• Selected excerpt:

○ ○ ○ ○ ○ ○ ○

Garden experiences foster ecological literacy and stewardship skills, enhancing an awareness of the link between plants in the landscape and our clothing, food, shelter, and well-being. They also provide children and youth with the time and space to explore the natural world–something that can occur rarely in today’s era of indoor living.” (excerpted from Cornell University, the garden based education blog.)

Last week we had 54 kindergarten students from Providence Christian Academy in our gardens learning about chickens and eggs, veggies and herbs, compost, and observing our gardens full of Monarch butterflies, ladybugs, and bees.

SIlky Hen At The Demonstration Garden Field TripMeet Opal, named for Judy’s Aunt Opal. 

 Opal is a Silkie with black skin and bones and 5 toes instead of the normal 4. She is a wonderful brooder and mother.

Moms And Children FromProvidence Christian School Enjoying Our Visiting Chickens

Eat your veggies! We let the children take home the radishes they picked and they fed the radish tops to the chickens.

○ ○ ○ ○ ○ ○ ○

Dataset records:
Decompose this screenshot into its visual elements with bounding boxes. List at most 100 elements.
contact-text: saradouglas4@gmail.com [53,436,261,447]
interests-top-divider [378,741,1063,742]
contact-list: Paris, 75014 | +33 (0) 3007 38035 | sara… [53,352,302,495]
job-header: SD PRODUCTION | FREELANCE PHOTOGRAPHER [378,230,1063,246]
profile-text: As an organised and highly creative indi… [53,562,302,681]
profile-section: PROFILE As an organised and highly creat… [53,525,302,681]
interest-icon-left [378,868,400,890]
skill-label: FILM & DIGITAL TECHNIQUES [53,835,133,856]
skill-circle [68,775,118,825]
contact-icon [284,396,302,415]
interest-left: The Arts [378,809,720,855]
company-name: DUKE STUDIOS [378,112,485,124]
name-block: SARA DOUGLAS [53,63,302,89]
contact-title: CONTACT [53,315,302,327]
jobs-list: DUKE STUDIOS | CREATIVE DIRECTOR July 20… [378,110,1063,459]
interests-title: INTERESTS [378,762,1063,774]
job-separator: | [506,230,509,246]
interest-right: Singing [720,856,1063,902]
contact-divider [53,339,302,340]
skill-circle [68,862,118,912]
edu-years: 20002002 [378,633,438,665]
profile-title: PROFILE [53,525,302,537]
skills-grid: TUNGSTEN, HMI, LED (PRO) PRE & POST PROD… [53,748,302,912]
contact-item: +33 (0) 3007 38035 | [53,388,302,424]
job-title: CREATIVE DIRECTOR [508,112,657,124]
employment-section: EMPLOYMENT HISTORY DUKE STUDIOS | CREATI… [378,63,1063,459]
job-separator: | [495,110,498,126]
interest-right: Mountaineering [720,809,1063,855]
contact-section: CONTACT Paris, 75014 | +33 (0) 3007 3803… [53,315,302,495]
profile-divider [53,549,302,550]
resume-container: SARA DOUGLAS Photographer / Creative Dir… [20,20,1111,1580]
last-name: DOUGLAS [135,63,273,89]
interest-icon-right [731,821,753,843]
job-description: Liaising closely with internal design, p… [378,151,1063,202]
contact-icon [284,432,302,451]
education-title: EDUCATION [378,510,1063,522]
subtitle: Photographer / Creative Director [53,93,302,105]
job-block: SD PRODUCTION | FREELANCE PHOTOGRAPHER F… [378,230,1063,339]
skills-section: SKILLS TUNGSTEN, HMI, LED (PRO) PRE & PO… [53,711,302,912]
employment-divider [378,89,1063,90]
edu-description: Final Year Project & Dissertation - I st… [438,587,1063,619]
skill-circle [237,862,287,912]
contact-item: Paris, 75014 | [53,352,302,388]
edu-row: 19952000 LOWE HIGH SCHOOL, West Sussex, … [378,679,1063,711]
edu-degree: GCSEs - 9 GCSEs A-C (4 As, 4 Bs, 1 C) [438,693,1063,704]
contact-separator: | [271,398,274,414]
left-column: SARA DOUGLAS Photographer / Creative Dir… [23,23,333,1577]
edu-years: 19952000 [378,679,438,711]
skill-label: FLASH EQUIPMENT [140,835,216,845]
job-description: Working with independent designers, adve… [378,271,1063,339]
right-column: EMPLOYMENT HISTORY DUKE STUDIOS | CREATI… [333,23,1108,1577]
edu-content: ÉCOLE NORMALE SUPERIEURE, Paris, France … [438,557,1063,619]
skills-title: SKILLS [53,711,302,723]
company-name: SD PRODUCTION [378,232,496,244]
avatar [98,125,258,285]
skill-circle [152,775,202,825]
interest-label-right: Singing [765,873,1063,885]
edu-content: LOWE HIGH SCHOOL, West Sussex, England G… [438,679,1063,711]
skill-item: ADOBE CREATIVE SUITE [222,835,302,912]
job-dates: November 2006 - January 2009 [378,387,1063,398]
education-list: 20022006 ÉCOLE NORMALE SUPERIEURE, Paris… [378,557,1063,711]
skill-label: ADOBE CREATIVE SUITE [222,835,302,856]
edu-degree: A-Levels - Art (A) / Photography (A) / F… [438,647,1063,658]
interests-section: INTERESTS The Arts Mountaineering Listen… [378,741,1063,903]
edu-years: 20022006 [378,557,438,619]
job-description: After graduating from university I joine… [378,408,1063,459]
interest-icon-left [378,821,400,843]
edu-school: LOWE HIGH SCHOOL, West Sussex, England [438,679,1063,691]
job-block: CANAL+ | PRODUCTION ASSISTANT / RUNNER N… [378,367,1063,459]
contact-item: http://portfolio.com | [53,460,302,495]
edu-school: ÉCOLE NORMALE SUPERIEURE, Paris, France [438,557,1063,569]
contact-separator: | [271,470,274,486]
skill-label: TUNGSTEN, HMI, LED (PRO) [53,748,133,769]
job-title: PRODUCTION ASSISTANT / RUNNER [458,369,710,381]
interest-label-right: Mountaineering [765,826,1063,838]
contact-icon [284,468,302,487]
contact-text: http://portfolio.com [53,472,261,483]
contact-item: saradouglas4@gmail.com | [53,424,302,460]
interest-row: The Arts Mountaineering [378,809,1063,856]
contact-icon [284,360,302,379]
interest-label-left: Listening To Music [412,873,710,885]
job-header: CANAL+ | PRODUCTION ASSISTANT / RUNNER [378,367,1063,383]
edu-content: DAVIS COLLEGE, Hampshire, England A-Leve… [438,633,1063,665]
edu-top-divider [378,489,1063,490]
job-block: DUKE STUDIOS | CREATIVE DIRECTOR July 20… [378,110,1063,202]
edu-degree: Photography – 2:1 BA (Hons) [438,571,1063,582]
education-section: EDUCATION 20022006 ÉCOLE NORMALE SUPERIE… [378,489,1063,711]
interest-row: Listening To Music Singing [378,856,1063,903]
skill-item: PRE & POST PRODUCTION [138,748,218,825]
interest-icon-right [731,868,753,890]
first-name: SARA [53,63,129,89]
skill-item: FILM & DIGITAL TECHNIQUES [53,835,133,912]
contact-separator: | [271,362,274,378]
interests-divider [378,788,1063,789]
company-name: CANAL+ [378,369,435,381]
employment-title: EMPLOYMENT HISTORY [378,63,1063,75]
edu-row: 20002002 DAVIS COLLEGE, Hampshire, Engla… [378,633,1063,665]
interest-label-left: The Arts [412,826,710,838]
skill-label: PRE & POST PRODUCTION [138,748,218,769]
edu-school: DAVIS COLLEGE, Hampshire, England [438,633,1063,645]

○ ○ ○ ○ ○ ○ ○

• What this exercise asks:
1. Rewrite the paragraph of the garden field trip text that begins "Last week we had 54 kindergarten students" as a short bulleted list, keeping its main facts.
2. According to the garden field trip text, how many toes does Opal the Silkie have?
3. Reproduce the garden field trip text word for word between "Last week we" and "ladybugs, and bees.", inclusive.
Nothing in the listing is needed for this work.

• Results:
1.
- Last week, 54 kindergarten students from Providence Christian Academy visited the gardens.
- They learned about chickens and eggs, veggies and herbs, and compost.
- They observed the gardens, which were full of Monarch butterflies, ladybugs, and bees.

2. Opal has 5 toes instead of the normal 4.

3.
Last week we had 54 kindergarten students from Providence Christian Academy in our gardens learning about chickens and eggs, veggies and herbs, compost, and observing our gardens full of Monarch butterflies, ladybugs, and bees.